== TEXT TO READ ==
════

With a credible body of evidence showing an undeniable link between bullying and psychological distress, depression, anxiety and chronic health conditions, employers should realise their social responsibility to ensure healthy workplaces.

However, if that’s not enough incentive, the statistics tell a compelling story that revolves around:

  • Lower workplace productivity, disruption and low efficiency.
  • Stress-related costs, including legal expenses, workers compensation payouts and rehabilitation costs that can result in increases in insurance premiums, staff turnover or increased absenteeism (it’s estimated that bullying is responsible for one in four resignations in Australia).
  • Damage to an organisation’s reputation, brand and image.

Safe Work Australia has found that the average cost of a compensation claim due to workplace bullying or harassment is $41,700 and the average time lost from work was 25 weeks. The Productivity Commission also reports that each case of workplace bullying costs employers an average of $17,000 to $24,000 per year.

Bullying has significant flow-on effects for the wider community and Australia’s economy, with the Productivity Commission estimating the total cost of workplace bullying in Australia between $6 billion and $36 billion annually.

Additionally, the Commission estimated that replacing an employee costs around 75 per cent of their annual wage. All of these costs add up to a large investment with little to no return. These are costs every business or organisation can do without and they can be avoided by a relatively small investment in programs and initiatives that put workplaces on the right path.

It’s widely noted that every dollar spent on effective workplace mental health actions can generate $2.30 in benefits to an organisation. These benefits are largely derived from a reduction in absenteeism and compensation claims. Add increased productivity to the mix and taking action to build a healthy workplace is an obvious investment.

════

Box coordinate listings:

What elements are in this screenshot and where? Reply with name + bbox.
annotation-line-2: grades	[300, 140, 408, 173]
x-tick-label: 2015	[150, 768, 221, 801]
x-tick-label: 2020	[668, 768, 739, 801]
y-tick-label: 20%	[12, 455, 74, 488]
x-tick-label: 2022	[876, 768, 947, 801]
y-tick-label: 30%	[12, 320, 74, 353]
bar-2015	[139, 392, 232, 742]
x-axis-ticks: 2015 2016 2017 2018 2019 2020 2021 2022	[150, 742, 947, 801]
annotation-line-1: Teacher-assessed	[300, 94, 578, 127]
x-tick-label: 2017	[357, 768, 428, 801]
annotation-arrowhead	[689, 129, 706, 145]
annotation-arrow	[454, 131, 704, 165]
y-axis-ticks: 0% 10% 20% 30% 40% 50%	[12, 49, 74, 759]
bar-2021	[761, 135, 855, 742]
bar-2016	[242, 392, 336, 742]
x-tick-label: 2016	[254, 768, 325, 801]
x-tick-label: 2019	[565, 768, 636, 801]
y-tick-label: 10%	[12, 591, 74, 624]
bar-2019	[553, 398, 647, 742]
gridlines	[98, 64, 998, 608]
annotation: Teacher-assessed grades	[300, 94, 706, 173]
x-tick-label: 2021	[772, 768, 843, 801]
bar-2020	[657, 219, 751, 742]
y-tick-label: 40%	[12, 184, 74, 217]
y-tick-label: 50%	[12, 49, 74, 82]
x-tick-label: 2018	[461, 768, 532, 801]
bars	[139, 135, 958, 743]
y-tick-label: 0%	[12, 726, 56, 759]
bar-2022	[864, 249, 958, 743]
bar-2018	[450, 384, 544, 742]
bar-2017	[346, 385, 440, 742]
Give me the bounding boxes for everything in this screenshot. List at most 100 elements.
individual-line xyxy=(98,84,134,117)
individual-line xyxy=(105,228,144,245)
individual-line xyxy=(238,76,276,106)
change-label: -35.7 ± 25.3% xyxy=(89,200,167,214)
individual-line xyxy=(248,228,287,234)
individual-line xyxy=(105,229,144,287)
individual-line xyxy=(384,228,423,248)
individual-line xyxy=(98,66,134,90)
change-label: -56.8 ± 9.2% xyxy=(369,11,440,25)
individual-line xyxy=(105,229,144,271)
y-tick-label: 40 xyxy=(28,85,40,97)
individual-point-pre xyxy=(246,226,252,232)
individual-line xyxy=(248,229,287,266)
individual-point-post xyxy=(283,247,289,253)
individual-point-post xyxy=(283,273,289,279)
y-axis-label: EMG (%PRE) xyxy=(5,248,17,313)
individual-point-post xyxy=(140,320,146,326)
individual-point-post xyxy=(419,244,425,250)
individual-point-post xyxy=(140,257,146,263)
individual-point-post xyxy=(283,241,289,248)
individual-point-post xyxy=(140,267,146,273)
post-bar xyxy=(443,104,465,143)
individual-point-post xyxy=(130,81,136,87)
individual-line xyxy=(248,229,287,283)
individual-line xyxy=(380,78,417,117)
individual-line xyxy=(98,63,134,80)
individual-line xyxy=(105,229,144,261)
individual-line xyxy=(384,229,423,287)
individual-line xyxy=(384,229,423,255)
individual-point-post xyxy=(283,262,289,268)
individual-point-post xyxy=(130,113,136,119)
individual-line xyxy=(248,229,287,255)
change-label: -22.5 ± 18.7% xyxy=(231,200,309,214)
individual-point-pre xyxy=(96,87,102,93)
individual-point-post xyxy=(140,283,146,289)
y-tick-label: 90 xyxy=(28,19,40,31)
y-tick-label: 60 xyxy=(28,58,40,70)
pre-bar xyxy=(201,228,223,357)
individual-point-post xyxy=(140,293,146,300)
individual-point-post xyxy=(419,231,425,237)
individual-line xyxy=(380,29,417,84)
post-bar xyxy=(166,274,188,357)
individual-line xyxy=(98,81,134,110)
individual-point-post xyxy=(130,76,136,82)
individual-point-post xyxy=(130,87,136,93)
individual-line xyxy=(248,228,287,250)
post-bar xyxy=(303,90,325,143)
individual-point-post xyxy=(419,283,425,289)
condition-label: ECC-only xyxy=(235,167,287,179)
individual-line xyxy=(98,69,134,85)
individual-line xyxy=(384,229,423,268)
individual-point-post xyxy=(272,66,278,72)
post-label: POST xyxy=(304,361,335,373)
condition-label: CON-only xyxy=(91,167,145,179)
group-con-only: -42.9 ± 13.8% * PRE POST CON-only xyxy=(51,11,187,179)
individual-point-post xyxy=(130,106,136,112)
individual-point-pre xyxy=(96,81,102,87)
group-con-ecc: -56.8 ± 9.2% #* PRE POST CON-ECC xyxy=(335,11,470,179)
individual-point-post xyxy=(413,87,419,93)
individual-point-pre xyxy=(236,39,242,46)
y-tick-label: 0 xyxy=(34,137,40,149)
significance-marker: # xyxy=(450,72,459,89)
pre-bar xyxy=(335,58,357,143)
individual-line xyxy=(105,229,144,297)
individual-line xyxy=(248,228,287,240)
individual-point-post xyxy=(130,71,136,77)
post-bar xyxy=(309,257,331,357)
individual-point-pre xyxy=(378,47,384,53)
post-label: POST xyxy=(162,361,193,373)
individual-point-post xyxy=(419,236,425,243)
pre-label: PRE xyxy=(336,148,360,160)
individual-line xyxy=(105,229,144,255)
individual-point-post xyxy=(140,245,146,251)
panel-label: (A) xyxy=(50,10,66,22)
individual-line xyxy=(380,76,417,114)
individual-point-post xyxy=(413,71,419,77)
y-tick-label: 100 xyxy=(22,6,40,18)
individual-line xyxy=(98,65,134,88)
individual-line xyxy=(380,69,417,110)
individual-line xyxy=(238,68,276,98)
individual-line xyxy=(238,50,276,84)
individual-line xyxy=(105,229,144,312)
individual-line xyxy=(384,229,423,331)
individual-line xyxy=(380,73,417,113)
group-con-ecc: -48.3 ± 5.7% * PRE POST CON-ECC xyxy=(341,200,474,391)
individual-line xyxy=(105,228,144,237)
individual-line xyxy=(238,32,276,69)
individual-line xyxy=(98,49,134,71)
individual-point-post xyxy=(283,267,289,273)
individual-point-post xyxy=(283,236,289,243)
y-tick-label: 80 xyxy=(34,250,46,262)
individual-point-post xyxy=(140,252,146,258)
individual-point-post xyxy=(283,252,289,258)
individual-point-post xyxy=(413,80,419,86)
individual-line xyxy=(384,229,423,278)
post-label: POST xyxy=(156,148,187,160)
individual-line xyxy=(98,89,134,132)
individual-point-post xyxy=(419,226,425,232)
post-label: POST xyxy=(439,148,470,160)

════

== JOBS ==
A - Print the span of the workplace bullying passage starting at "With a credible" and ending at "resignations in Australia).".
B - Arrange the rows as a JSON list of strings, one string per line and blank lines left out, starting at the first line of the rows and ending at the line containing "219, 751, 742]".

== REPLIES ==
A -
With a credible body of evidence showing an undeniable link between bullying and psychological distress, depression, anxiety and chronic health conditions, employers should realise their social responsibility to ensure healthy workplaces.

However, if that’s not enough incentive, the statistics tell a compelling story that revolves around:

  • Lower workplace productivity, disruption and low efficiency.
  • Stress-related costs, including legal expenses, workers compensation payouts and rehabilitation costs that can result in increases in insurance premiums, staff turnover or increased absenteeism (it’s estimated that bullying is responsible for one in four resignations in Australia).

B -
[
  "What elements are in this screenshot and where? Reply with name + bbox.",
  "annotation-line-2: grades\t[300, 140, 408, 173]",
  "x-tick-label: 2015\t[150, 768, 221, 801]",
  "x-tick-label: 2020\t[668, 768, 739, 801]",
  "y-tick-label: 20%\t[12, 455, 74, 488]",
  "x-tick-label: 2022\t[876, 768, 947, 801]",
  "y-tick-label: 30%\t[12, 320, 74, 353]",
  "bar-2015\t[139, 392, 232, 742]",
  "x-axis-ticks: 2015 2016 2017 2018 2019 2020 2021 2022\t[150, 742, 947, 801]",
  "annotation-line-1: Teacher-assessed\t[300, 94, 578, 127]",
  "x-tick-label: 2017\t[357, 768, 428, 801]",
  "annotation-arrowhead\t[689, 129, 706, 145]",
  "annotation-arrow\t[454, 131, 704, 165]",
  "y-axis-ticks: 0% 10% 20% 30% 40% 50%\t[12, 49, 74, 759]",
  "bar-2021\t[761, 135, 855, 742]",
  "bar-2016\t[242, 392, 336, 742]",
  "x-tick-label: 2016\t[254, 768, 325, 801]",
  "x-tick-label: 2019\t[565, 768, 636, 801]",
  "y-tick-label: 10%\t[12, 591, 74, 624]",
  "bar-2019\t[553, 398, 647, 742]",
  "gridlines\t[98, 64, 998, 608]",
  "annotation: Teacher-assessed grades\t[300, 94, 706, 173]",
  "x-tick-label: 2021\t[772, 768, 843, 801]",
  "bar-2020\t[657, 219, 751, 742]"
]